## SET PROBLEM
Lift out each line of the data that holds "soal".

** Begin RECORDS TO PROCESS **

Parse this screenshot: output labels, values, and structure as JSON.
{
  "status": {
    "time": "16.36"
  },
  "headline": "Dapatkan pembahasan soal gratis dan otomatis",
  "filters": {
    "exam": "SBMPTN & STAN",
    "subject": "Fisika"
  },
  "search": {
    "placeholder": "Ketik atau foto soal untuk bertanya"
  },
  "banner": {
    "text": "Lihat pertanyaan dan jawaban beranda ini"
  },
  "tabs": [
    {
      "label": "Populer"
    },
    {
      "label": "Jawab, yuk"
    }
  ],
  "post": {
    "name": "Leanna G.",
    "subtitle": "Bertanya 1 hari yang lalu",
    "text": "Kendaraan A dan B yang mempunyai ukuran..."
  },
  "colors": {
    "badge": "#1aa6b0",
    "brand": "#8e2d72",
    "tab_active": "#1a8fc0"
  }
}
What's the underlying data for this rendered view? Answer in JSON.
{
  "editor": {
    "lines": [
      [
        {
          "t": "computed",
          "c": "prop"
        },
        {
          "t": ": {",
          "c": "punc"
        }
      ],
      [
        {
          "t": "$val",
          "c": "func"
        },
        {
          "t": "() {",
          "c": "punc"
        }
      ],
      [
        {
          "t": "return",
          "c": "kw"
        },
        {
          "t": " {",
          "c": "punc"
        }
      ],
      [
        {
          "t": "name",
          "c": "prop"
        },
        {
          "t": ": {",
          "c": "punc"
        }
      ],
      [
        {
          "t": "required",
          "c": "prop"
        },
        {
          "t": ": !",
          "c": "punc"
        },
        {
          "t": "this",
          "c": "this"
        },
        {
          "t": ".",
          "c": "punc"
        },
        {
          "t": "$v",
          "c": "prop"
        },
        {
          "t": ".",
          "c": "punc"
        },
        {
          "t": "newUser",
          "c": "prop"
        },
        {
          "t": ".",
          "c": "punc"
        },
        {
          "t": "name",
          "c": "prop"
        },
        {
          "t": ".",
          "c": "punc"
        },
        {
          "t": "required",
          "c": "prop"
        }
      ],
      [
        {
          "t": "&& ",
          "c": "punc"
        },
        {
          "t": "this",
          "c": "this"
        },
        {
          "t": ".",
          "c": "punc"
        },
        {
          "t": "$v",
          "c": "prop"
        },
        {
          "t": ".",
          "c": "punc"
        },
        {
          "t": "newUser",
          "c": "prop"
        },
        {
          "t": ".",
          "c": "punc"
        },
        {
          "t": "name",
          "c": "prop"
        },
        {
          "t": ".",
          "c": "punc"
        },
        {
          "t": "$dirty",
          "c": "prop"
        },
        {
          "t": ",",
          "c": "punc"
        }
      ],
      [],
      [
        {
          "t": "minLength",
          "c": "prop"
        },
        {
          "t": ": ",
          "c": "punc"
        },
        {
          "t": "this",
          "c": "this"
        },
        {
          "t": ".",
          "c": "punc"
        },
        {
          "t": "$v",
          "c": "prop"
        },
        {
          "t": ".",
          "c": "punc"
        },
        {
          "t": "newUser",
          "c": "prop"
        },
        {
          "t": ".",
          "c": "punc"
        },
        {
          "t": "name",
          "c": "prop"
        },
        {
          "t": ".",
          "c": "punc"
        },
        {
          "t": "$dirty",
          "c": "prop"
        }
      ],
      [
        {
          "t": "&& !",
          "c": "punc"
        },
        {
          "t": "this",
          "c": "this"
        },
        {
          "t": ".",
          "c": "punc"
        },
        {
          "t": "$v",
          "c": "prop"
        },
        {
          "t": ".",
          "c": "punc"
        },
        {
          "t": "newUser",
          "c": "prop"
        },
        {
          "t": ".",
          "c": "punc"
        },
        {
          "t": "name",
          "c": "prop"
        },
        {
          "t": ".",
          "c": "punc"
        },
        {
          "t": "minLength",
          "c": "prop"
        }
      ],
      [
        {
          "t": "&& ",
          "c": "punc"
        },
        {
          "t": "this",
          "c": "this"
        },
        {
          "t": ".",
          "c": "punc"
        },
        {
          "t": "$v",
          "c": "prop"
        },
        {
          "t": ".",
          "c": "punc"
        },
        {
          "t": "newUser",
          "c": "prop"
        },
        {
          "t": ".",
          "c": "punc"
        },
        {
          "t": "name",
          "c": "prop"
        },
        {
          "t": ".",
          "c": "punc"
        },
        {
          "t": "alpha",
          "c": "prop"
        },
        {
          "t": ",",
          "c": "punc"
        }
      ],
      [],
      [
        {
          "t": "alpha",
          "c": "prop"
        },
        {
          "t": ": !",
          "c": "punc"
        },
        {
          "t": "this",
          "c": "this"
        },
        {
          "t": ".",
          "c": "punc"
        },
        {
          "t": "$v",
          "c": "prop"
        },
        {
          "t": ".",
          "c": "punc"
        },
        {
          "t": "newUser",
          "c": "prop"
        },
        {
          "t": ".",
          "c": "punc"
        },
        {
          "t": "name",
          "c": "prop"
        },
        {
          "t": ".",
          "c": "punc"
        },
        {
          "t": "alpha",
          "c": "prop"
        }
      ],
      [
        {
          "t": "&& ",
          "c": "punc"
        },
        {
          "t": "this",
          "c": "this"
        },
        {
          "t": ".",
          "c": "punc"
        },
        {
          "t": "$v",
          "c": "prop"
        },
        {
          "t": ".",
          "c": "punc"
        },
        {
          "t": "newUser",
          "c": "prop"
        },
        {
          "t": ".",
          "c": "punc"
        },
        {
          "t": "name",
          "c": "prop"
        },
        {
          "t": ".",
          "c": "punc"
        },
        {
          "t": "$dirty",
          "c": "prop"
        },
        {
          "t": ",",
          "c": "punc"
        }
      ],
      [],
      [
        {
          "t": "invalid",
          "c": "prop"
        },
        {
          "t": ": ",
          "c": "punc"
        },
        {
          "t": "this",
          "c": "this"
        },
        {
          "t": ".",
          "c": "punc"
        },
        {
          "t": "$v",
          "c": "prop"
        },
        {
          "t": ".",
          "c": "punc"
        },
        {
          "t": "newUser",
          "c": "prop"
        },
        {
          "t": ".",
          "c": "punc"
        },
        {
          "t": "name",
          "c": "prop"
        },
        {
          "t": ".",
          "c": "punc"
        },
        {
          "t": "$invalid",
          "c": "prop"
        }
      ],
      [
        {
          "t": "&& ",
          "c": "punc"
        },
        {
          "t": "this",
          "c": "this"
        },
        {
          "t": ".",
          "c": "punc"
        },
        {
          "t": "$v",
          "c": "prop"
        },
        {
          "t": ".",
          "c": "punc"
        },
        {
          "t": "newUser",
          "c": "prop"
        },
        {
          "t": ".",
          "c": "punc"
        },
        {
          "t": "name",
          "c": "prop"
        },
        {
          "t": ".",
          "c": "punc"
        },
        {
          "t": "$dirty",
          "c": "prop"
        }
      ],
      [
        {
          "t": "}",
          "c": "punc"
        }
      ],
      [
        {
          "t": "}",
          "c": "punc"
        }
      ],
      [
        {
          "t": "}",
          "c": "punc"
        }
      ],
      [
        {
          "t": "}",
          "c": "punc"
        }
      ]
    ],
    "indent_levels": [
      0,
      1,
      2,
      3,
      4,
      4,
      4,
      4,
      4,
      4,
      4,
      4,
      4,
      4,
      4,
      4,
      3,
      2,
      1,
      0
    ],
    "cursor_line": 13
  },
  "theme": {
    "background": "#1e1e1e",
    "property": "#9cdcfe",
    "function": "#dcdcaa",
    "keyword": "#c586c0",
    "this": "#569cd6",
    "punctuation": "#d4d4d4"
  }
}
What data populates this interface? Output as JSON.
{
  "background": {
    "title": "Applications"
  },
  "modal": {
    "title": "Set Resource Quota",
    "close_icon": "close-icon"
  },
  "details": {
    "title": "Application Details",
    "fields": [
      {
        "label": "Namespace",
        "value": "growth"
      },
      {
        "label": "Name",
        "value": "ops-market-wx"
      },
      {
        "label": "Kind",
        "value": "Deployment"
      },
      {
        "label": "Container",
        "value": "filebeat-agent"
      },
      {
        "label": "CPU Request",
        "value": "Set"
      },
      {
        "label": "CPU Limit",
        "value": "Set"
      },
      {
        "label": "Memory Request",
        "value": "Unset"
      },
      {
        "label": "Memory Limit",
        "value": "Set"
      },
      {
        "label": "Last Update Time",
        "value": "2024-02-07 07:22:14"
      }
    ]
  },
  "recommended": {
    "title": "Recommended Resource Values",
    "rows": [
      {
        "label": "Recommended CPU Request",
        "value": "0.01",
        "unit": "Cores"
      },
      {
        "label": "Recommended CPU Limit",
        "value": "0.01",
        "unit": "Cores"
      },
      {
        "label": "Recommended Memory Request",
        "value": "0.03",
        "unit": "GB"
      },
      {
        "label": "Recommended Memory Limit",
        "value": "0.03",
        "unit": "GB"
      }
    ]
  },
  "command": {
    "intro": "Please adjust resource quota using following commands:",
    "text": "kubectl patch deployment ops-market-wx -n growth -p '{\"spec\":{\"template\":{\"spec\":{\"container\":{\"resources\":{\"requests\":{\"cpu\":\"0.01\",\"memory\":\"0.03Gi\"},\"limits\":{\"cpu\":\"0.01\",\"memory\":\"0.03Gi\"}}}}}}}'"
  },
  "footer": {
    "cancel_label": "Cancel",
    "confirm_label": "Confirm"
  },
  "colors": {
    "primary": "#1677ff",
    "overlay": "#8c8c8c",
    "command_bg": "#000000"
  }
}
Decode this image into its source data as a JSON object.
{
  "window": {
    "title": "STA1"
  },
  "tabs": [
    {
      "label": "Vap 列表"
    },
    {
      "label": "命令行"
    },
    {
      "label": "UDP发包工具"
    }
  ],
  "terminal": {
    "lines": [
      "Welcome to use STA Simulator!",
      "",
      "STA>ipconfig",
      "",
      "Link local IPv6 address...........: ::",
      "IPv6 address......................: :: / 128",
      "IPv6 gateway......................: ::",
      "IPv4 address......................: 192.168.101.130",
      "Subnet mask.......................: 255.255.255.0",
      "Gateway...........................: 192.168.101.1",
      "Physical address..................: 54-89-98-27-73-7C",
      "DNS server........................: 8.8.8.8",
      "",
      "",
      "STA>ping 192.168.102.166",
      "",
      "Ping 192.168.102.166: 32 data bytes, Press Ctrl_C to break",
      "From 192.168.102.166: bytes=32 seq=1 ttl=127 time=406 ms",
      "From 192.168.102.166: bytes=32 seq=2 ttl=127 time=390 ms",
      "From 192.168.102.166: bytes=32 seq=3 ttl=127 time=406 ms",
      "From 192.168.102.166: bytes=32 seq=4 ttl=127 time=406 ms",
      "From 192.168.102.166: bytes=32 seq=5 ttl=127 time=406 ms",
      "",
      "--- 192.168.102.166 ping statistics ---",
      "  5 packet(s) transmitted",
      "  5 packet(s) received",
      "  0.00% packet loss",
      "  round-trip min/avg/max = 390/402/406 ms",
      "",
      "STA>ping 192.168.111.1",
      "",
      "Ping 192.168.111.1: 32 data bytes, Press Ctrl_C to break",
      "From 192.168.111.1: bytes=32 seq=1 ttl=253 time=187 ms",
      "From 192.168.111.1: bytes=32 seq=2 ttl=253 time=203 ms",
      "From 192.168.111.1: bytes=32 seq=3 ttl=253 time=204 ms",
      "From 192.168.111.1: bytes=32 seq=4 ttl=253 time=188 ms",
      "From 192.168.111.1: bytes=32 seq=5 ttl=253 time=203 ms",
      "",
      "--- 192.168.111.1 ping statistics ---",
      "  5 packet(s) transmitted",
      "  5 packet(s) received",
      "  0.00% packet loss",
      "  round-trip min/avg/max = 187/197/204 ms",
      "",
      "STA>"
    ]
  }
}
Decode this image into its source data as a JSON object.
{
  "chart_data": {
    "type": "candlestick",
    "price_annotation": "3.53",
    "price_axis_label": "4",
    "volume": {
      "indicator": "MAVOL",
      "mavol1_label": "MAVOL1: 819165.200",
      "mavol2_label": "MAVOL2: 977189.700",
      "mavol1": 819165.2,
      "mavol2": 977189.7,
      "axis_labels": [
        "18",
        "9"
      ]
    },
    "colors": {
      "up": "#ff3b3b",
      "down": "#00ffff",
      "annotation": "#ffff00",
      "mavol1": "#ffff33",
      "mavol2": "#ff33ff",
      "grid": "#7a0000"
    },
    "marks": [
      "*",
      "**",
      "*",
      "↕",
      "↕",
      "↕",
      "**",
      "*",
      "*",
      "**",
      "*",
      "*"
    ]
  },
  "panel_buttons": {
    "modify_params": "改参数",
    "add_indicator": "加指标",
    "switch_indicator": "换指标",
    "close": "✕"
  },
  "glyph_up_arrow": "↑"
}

** End RECORDS TO PROCESS **

## RESULT OF THE EXERCISE
  "headline": "Dapatkan pembahasan soal gratis dan otomatis",
    "placeholder": "Ketik atau foto soal untuk bertanya"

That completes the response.